Saved entries
---

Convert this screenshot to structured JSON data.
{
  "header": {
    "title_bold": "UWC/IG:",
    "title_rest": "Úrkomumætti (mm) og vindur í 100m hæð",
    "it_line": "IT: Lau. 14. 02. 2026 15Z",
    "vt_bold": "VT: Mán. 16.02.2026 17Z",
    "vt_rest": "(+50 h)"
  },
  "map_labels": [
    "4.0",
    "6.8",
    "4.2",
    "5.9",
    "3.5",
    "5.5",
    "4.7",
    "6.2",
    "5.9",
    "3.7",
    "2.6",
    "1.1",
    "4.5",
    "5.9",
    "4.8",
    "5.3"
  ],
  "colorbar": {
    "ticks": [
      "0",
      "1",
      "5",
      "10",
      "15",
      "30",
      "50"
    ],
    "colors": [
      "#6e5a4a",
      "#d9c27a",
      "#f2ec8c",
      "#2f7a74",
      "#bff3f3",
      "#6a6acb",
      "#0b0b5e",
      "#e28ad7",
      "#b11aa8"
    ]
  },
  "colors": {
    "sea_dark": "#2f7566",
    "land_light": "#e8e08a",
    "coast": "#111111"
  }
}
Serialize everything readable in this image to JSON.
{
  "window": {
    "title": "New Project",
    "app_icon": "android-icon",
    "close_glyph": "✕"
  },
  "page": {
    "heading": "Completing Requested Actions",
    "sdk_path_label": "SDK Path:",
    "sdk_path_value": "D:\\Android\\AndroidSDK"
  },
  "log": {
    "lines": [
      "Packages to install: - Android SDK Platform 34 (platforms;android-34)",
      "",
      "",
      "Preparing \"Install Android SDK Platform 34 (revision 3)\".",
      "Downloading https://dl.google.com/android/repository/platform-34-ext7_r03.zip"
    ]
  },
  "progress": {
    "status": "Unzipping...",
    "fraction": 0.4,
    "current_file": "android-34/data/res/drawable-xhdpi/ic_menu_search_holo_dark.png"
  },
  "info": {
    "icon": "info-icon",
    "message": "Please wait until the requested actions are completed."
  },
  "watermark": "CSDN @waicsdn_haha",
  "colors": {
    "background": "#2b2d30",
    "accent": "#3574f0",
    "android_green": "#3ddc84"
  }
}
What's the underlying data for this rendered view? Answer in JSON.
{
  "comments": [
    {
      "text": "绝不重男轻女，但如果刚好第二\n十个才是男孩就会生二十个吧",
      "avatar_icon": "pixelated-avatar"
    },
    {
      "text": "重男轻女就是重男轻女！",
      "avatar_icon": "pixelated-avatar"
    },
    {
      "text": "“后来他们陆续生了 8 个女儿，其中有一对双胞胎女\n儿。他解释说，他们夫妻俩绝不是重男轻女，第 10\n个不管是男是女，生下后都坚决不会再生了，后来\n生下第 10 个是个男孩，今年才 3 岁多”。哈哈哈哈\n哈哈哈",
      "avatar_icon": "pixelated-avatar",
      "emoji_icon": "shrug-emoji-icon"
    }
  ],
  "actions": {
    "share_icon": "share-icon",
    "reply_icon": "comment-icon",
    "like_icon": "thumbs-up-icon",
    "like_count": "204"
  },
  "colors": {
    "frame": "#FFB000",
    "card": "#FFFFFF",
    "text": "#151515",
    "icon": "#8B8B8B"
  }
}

---

■ **Stated goal**
Quote each line of the listing above exactly.

■ **Answer to this problem**
Convert this screenshot to structured JSON data.
{
  "header": {
    "title_bold": "UWC/IG:",
    "title_rest": "Úrkomumætti (mm) og vindur í 100m hæð",
    "it_line": "IT: Lau. 14. 02. 2026 15Z",
    "vt_bold": "VT: Mán. 16.02.2026 17Z",
    "vt_rest": "(+50 h)"
  },
  "map_labels": [
    "4.0",
    "6.8",
    "4.2",
    "5.9",
    "3.5",
    "5.5",
    "4.7",
    "6.2",
    "5.9",
    "3.7",
    "2.6",
    "1.1",
    "4.5",
    "5.9",
    "4.8",
    "5.3"
  ],
  "colorbar": {
    "ticks": [
      "0",
      "1",
      "5",
      "10",
      "15",
      "30",
      "50"
    ],
    "colors": [
      "#6e5a4a",
      "#d9c27a",
      "#f2ec8c",
      "#2f7a74",
      "#bff3f3",
      "#6a6acb",
      "#0b0b5e",
      "#e28ad7",
      "#b11aa8"
    ]
  },
  "colors": {
    "sea_dark": "#2f7566",
    "land_light": "#e8e08a",
    "coast": "#111111"
  }
}
Serialize everything readable in this image to JSON.
{
  "window": {
    "title": "New Project",
    "app_icon": "android-icon",
    "close_glyph": "✕"
  },
  "page": {
    "heading": "Completing Requested Actions",
    "sdk_path_label": "SDK Path:",
    "sdk_path_value": "D:\\Android\\AndroidSDK"
  },
  "log": {
    "lines": [
      "Packages to install: - Android SDK Platform 34 (platforms;android-34)",
      "",
      "",
      "Preparing \"Install Android SDK Platform 34 (revision 3)\".",
      "Downloading https://dl.google.com/android/repository/platform-34-ext7_r03.zip"
    ]
  },
  "progress": {
    "status": "Unzipping...",
    "fraction": 0.4,
    "current_file": "android-34/data/res/drawable-xhdpi/ic_menu_search_holo_dark.png"
  },
  "info": {
    "icon": "info-icon",
    "message": "Please wait until the requested actions are completed."
  },
  "watermark": "CSDN @waicsdn_haha",
  "colors": {
    "background": "#2b2d30",
    "accent": "#3574f0",
    "android_green": "#3ddc84"
  }
}
What's the underlying data for this rendered view? Answer in JSON.
{
  "comments": [
    {
      "text": "绝不重男轻女，但如果刚好第二\n十个才是男孩就会生二十个吧",
      "avatar_icon": "pixelated-avatar"
    },
    {
      "text": "重男轻女就是重男轻女！",
      "avatar_icon": "pixelated-avatar"
    },
    {
      "text": "“后来他们陆续生了 8 个女儿，其中有一对双胞胎女\n儿。他解释说，他们夫妻俩绝不是重男轻女，第 10\n个不管是男是女，生下后都坚决不会再生了，后来\n生下第 10 个是个男孩，今年才 3 岁多”。哈哈哈哈\n哈哈哈",
      "avatar_icon": "pixelated-avatar",
      "emoji_icon": "shrug-emoji-icon"
    }
  ],
  "actions": {
    "share_icon": "share-icon",
    "reply_icon": "comment-icon",
    "like_icon": "thumbs-up-icon",
    "like_count": "204"
  },
  "colors": {
    "frame": "#FFB000",
    "card": "#FFFFFF",
    "text": "#151515",
    "icon": "#8B8B8B"
  }
}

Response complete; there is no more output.